--- START OF SUPPLIED DATA ---
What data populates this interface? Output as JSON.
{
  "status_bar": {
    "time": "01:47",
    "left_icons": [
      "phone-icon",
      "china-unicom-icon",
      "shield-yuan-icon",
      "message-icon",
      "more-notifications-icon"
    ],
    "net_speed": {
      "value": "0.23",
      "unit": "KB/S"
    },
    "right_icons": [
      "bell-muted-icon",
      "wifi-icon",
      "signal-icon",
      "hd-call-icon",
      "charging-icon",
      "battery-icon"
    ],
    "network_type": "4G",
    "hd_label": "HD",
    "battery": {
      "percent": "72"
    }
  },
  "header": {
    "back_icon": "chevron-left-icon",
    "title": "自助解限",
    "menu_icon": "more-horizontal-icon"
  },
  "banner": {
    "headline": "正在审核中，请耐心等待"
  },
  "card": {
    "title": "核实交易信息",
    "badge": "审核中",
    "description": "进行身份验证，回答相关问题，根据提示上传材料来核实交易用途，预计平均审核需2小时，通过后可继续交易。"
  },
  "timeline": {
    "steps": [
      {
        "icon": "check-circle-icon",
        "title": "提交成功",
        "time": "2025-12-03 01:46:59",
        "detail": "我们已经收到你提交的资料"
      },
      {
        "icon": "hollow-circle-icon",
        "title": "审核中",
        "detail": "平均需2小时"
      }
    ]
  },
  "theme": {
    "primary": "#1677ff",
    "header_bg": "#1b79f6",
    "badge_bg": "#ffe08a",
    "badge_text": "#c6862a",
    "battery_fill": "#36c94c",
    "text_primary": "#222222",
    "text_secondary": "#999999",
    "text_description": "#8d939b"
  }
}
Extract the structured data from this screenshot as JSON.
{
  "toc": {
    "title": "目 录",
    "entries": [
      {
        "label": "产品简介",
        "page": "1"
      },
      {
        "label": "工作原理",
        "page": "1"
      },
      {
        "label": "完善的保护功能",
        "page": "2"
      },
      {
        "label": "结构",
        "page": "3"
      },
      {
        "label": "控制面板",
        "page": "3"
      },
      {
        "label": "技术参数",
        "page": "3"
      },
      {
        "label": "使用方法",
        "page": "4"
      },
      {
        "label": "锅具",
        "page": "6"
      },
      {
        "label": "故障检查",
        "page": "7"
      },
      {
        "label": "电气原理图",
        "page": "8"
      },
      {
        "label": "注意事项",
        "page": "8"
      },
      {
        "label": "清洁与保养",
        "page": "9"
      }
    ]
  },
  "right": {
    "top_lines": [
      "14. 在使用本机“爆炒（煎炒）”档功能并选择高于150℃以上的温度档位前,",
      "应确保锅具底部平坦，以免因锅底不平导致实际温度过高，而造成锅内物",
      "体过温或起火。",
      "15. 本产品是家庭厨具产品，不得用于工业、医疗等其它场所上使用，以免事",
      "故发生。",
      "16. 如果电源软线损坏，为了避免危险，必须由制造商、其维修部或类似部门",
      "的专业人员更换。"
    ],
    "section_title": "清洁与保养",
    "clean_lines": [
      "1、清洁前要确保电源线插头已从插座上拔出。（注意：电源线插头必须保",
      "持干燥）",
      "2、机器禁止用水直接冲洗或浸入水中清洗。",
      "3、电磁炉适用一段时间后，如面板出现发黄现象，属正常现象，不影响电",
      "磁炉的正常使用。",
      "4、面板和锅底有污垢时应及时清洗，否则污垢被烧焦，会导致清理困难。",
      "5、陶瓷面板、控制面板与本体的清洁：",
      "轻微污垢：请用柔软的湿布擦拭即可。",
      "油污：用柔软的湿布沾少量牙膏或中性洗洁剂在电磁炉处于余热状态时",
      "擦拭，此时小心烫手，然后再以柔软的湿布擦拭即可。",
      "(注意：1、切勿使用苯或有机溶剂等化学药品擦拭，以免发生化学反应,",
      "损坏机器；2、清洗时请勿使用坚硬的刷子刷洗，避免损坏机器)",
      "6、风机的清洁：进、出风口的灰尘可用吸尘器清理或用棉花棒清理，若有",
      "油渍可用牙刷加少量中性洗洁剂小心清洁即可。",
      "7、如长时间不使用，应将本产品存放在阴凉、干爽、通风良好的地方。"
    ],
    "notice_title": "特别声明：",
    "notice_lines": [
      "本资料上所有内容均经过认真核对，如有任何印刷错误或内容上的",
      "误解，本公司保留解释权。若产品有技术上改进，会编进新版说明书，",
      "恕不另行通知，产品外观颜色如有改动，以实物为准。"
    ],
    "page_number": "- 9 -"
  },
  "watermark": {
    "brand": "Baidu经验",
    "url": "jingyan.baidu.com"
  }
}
--- END OF SUPPLIED DATA ---
__REQUIRED TASK__: Set every line of the listing down word for word.

__RESULT BELOW__:
What data populates this interface? Output as JSON.
{
  "status_bar": {
    "time": "01:47",
    "left_icons": [
      "phone-icon",
      "china-unicom-icon",
      "shield-yuan-icon",
      "message-icon",
      "more-notifications-icon"
    ],
    "net_speed": {
      "value": "0.23",
      "unit": "KB/S"
    },
    "right_icons": [
      "bell-muted-icon",
      "wifi-icon",
      "signal-icon",
      "hd-call-icon",
      "charging-icon",
      "battery-icon"
    ],
    "network_type": "4G",
    "hd_label": "HD",
    "battery": {
      "percent": "72"
    }
  },
  "header": {
    "back_icon": "chevron-left-icon",
    "title": "自助解限",
    "menu_icon": "more-horizontal-icon"
  },
  "banner": {
    "headline": "正在审核中，请耐心等待"
  },
  "card": {
    "title": "核实交易信息",
    "badge": "审核中",
    "description": "进行身份验证，回答相关问题，根据提示上传材料来核实交易用途，预计平均审核需2小时，通过后可继续交易。"
  },
  "timeline": {
    "steps": [
      {
        "icon": "check-circle-icon",
        "title": "提交成功",
        "time": "2025-12-03 01:46:59",
        "detail": "我们已经收到你提交的资料"
      },
      {
        "icon": "hollow-circle-icon",
        "title": "审核中",
        "detail": "平均需2小时"
      }
    ]
  },
  "theme": {
    "primary": "#1677ff",
    "header_bg": "#1b79f6",
    "badge_bg": "#ffe08a",
    "badge_text": "#c6862a",
    "battery_fill": "#36c94c",
    "text_primary": "#222222",
    "text_secondary": "#999999",
    "text_description": "#8d939b"
  }
}
Extract the structured data from this screenshot as JSON.
{
  "toc": {
    "title": "目 录",
    "entries": [
      {
        "label": "产品简介",
        "page": "1"
      },
      {
        "label": "工作原理",
        "page": "1"
      },
      {
        "label": "完善的保护功能",
        "page": "2"
      },
      {
        "label": "结构",
        "page": "3"
      },
      {
        "label": "控制面板",
        "page": "3"
      },
      {
        "label": "技术参数",
        "page": "3"
      },
      {
        "label": "使用方法",
        "page": "4"
      },
      {
        "label": "锅具",
        "page": "6"
      },
      {
        "label": "故障检查",
        "page": "7"
      },
      {
        "label": "电气原理图",
        "page": "8"
      },
      {
        "label": "注意事项",
        "page": "8"
      },
      {
        "label": "清洁与保养",
        "page": "9"
      }
    ]
  },
  "right": {
    "top_lines": [
      "14. 在使用本机“爆炒（煎炒）”档功能并选择高于150℃以上的温度档位前,",
      "应确保锅具底部平坦，以免因锅底不平导致实际温度过高，而造成锅内物",
      "体过温或起火。",
      "15. 本产品是家庭厨具产品，不得用于工业、医疗等其它场所上使用，以免事",
      "故发生。",
      "16. 如果电源软线损坏，为了避免危险，必须由制造商、其维修部或类似部门",
      "的专业人员更换。"
    ],
    "section_title": "清洁与保养",
    "clean_lines": [
      "1、清洁前要确保电源线插头已从插座上拔出。（注意：电源线插头必须保",
      "持干燥）",
      "2、机器禁止用水直接冲洗或浸入水中清洗。",
      "3、电磁炉适用一段时间后，如面板出现发黄现象，属正常现象，不影响电",
      "磁炉的正常使用。",
      "4、面板和锅底有污垢时应及时清洗，否则污垢被烧焦，会导致清理困难。",
      "5、陶瓷面板、控制面板与本体的清洁：",
      "轻微污垢：请用柔软的湿布擦拭即可。",
      "油污：用柔软的湿布沾少量牙膏或中性洗洁剂在电磁炉处于余热状态时",
      "擦拭，此时小心烫手，然后再以柔软的湿布擦拭即可。",
      "(注意：1、切勿使用苯或有机溶剂等化学药品擦拭，以免发生化学反应,",
      "损坏机器；2、清洗时请勿使用坚硬的刷子刷洗，避免损坏机器)",
      "6、风机的清洁：进、出风口的灰尘可用吸尘器清理或用棉花棒清理，若有",
      "油渍可用牙刷加少量中性洗洁剂小心清洁即可。",
      "7、如长时间不使用，应将本产品存放在阴凉、干爽、通风良好的地方。"
    ],
    "notice_title": "特别声明：",
    "notice_lines": [
      "本资料上所有内容均经过认真核对，如有任何印刷错误或内容上的",
      "误解，本公司保留解释权。若产品有技术上改进，会编进新版说明书，",
      "恕不另行通知，产品外观颜色如有改动，以实物为准。"
    ],
    "page_number": "- 9 -"
  },
  "watermark": {
    "brand": "Baidu经验",
    "url": "jingyan.baidu.com"
  }
}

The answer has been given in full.